### DATA SUPPLIED

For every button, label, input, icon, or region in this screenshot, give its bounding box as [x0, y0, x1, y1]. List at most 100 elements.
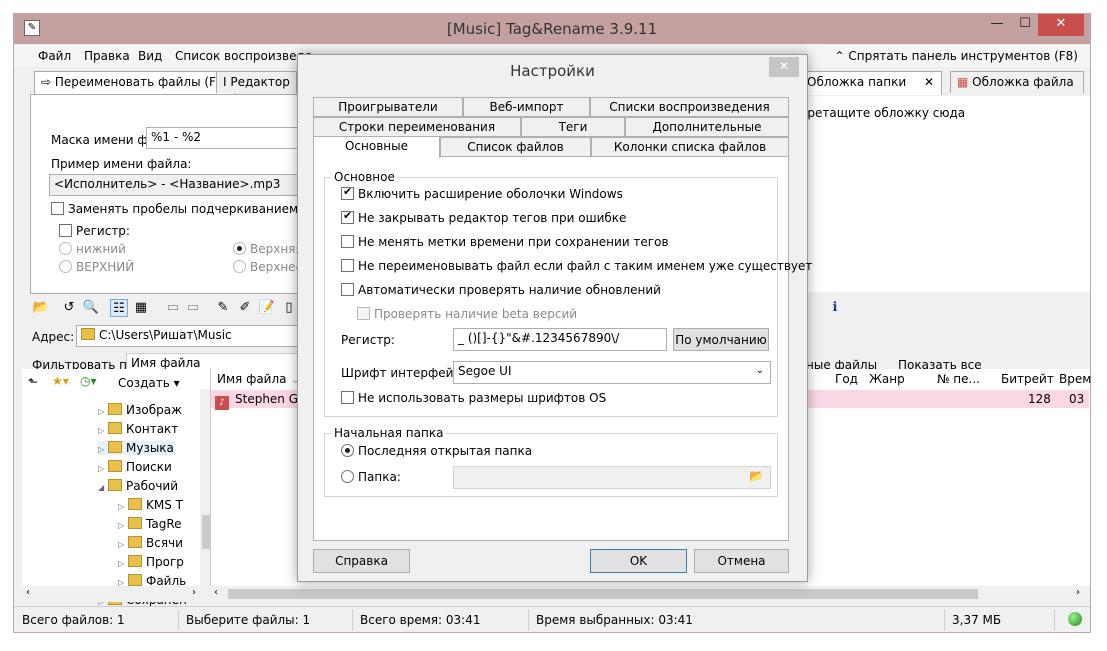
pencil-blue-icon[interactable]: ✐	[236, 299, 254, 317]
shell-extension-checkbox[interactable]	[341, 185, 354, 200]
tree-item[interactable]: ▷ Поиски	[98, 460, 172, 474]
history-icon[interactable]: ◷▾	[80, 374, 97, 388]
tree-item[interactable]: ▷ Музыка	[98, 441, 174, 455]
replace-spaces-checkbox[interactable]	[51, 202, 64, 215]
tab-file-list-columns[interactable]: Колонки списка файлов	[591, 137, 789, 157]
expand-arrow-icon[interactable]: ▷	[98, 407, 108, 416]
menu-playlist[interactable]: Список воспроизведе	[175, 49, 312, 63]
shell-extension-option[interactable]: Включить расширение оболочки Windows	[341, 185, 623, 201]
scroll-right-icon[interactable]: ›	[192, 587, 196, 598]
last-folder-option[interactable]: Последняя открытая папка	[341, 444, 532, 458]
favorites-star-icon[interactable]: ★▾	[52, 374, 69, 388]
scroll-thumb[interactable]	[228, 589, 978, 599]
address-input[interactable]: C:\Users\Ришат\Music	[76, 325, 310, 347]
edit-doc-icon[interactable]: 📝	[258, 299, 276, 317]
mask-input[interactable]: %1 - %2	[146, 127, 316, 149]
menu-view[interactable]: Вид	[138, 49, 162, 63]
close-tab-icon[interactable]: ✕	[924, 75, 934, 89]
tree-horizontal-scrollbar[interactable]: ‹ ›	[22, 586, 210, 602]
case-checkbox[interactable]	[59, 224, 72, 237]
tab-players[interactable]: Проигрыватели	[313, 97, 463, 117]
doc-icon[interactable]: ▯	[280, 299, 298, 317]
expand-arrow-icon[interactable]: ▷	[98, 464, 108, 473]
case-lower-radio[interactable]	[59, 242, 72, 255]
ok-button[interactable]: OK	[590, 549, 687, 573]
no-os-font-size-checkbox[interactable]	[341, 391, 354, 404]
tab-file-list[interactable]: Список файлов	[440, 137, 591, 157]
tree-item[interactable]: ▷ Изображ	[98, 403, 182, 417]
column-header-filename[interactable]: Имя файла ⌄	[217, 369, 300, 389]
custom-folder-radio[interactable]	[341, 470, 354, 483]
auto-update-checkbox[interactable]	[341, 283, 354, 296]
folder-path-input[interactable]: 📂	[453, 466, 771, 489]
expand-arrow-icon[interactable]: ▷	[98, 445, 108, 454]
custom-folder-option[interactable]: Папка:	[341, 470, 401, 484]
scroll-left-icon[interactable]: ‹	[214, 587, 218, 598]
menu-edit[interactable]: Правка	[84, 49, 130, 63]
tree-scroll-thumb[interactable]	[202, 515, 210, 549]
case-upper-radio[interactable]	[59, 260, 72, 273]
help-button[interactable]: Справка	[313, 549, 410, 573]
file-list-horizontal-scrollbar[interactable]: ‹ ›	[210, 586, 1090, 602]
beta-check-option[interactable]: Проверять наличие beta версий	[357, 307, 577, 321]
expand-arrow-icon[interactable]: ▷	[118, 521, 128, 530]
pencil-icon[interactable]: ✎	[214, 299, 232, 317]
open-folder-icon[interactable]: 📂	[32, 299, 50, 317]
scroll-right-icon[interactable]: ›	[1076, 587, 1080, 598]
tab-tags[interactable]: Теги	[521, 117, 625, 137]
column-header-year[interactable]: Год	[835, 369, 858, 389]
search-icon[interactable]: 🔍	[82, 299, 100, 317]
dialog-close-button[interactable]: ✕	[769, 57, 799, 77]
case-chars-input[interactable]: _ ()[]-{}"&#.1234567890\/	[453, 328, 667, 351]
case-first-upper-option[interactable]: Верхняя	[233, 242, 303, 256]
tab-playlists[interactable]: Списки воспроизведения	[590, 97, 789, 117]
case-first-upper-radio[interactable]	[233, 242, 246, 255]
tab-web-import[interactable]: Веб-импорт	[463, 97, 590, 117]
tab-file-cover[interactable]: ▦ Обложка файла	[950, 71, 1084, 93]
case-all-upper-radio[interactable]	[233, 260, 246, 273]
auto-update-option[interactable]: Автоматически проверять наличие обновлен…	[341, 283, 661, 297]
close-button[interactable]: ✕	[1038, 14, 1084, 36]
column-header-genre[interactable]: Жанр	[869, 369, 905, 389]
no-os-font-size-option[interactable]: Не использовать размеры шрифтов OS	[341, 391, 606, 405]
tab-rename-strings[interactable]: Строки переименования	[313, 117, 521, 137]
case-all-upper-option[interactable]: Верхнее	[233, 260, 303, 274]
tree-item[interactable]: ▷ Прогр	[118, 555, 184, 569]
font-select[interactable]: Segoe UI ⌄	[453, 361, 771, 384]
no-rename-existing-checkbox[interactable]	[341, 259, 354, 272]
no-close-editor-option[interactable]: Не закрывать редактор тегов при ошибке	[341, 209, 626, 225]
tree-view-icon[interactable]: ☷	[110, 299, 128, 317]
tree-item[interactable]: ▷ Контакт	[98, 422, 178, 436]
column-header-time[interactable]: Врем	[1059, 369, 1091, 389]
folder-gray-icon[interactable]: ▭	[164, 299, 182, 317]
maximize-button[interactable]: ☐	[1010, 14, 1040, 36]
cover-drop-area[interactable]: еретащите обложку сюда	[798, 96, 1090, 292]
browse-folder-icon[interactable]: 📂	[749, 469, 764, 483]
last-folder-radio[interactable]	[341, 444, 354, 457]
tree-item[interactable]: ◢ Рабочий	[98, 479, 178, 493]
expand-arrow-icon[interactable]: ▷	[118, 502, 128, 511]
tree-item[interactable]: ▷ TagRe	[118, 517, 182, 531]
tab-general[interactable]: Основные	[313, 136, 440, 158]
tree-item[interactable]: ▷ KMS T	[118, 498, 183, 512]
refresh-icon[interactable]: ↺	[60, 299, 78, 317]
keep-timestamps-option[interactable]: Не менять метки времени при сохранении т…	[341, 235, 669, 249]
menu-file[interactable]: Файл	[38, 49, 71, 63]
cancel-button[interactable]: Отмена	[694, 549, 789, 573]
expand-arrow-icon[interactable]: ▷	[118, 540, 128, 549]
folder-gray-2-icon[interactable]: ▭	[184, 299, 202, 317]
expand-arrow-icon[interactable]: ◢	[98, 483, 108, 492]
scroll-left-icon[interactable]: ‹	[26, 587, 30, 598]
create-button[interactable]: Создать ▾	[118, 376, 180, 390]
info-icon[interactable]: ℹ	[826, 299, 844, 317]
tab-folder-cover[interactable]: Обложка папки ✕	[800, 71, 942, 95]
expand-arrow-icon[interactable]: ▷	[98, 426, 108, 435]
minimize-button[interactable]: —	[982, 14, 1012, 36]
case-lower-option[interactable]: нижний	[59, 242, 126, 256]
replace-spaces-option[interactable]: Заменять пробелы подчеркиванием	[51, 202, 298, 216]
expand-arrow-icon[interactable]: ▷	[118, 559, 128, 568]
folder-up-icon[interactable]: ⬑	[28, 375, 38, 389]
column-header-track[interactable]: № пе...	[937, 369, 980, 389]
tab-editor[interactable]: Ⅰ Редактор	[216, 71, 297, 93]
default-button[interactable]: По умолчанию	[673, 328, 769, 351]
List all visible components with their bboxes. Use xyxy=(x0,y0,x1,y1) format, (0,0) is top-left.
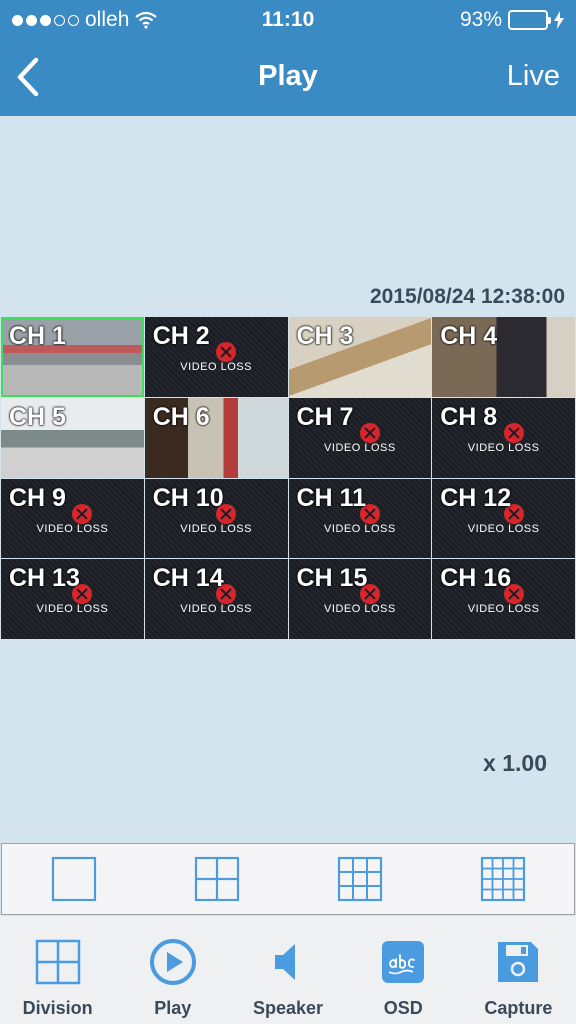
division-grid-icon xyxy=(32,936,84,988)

######

Repeat the lines of the listing word for word, beginning at the line that contains "299, 254, 317]" and stopping after the line that contains "tab-file-list-columns[interactable]: Колонки списка".

RIGHT ANSWER:
pencil-blue-icon[interactable]: ✐	[236, 299, 254, 317]
shell-extension-checkbox[interactable]	[341, 185, 354, 200]
tree-item[interactable]: ▷ Поиски	[98, 460, 172, 474]
history-icon[interactable]: ◷▾	[80, 374, 97, 388]
tree-item[interactable]: ▷ Музыка	[98, 441, 174, 455]
replace-spaces-checkbox[interactable]	[51, 202, 64, 215]
tab-file-list-columns[interactable]: Колонки списка файлов	[591, 137, 789, 157]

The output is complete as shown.